◆ Problemas a resolver
(1) No texto sobre a ação contra a Super Bock, reescreva em forma de lista o parágrafo que começa por "No dia 14 de Dezembro de 2020", mantendo os factos principais.
(2) Segundo o texto sobre a ação contra a Super Bock, que parte do capital social da Super Bock pertence à Carlsberg Breweries A/S?

◆ Texto fornecido
Avançar para o conteúdo

Ius Omnibus v Super Bock

Estado do Caso:

A Decorrer

No dia 14 de Dezembro de 2020, deu entrada no Tribunal da Concorrência, Regulação e Supervisão uma ação popular intentada pela Ius Omnibus, uma associação de defesa dos consumidores, que pretende a indemnização de todos os consumidores portugueses lesados por práticas anticoncorrenciais da Super Bock, identificadas pela Autoridade da Concorrência.

Em caso de sucesso, a ação levará a Super Bock a pagar compensações num total estimado de cerca de 400 milhões EUR, resultando num direito de indemnização média por cada consumidor português de cerca de 40 EUR.

A Ius Omnibus é representada pela Sousa Ferro & Associados e pela Ferreira Pinto Cardigos

A Super Bock é representada pela Morais Leitão, Galvão Teles, Soares da Silva & Associados e pela Telles Advogados.

Notícias

Ius Omnibus enaltece Tribunal de Relação de Lisboa que condena a Super Bock a pagar coima de 24 milhões

21 de setembro 2023 O Tribunal da Relação de Lisboa rejeita integralmente o recurso da Super Bock, assim confirmando integralmente a Sentença do Tribunal da Concorrência que declarou a violação do direito da concorrência pela Super Bock (que está na base desta ação popular)

20 fevereiro 2023 O Tribunal da Relação de Lisboa rejeita o recurso da Super Bock e confirma a suspensão da ação popular para aguardar desfecho do recurso da Decisão da AdC [PDF]

12 julho 2022 Tribunal ordena a preservação da prova pela Ré e pelos terceiros (acionistas) enquanto o processo estiver suspenso. 

25 maio 2022 Confirma a legitimidade da Ius Omnibus para promover ações populares de indemnização dos consumidores por práticas anticoncorrenciais e ordena suspensão do processo até o recurso da decisão da Autoridade da Concorrência se tornar caso julgado

06 outubro 2021 Tribunal confirma a decisão da Autoridade da Concorrência de julho de 2019

02 julho 2021 Relação de Lisboa dá razão à Ius no direito de acesso a processo judicial

25 maio 2021 Super Bock notifica Ius Omnibus da contestação

26 janeiro 2021 Super Bock alega nulidade da citação e pede sua repetição, pede prorrogação do prazo de Contestação por mais 60 dias.

19 janeiro 2021 Tribunal notifica o Ministério Público

18 janeiro 2021 Tribunal notifica consumidores do caso Ius Omnibus v Super Bock

18 janeiro 2021 Tribunal notifica Autoridade da Concorrência

08 janeiro 2021 Tribunal envia citação da Ré, recebida a 20 de janeiro de 2021

Detalhes do Caso

Sobre a Super Bock

A Super Bock é uma grande empresa portuguesa do setor das bebidas, um dos dois oligopolistas do mercado português da cerveja, comercializando marcas líderes de cerveja (Super Bock, Carlsberg), sidra (Somersby), águas (Água das Pedras, Vitalis) e outras.

60% do capital social da Super Bock é direta e indiretamente detido pela Carlsberg Breweries A/S (Dinamarca).

Qual o objeto da ação?

Trata-se de uma ação popular para defesa de interesses difusos e individuais homogéneos, intentada pela Ius Omnibus (associação de defesa dos consumidores).

◆ Secção de dados
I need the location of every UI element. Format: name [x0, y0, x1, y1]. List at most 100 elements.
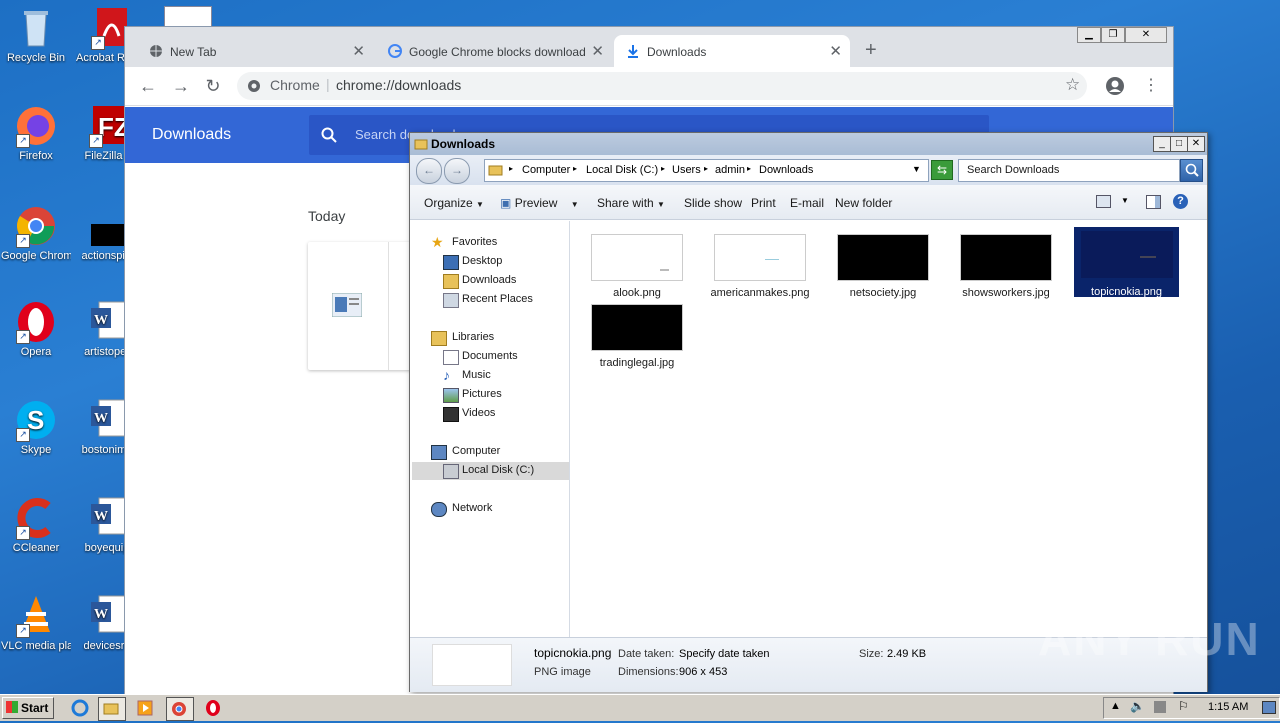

◆ Resultados finais
(1)
- Data: 14 de dezembro de 2020
- Tribunal: Tribunal da Concorrência, Regulação e Supervisão
- Tipo de ação: ação popular
- Autora: Ius Omnibus, associação de defesa dos consumidores
- Objetivo: indemnizar todos os consumidores portugueses lesados por práticas anticoncorrenciais da Super Bock
- Origem das práticas apontadas: identificadas pela Autoridade da Concorrência

(2) 60% do capital social, detido direta e indiretamente.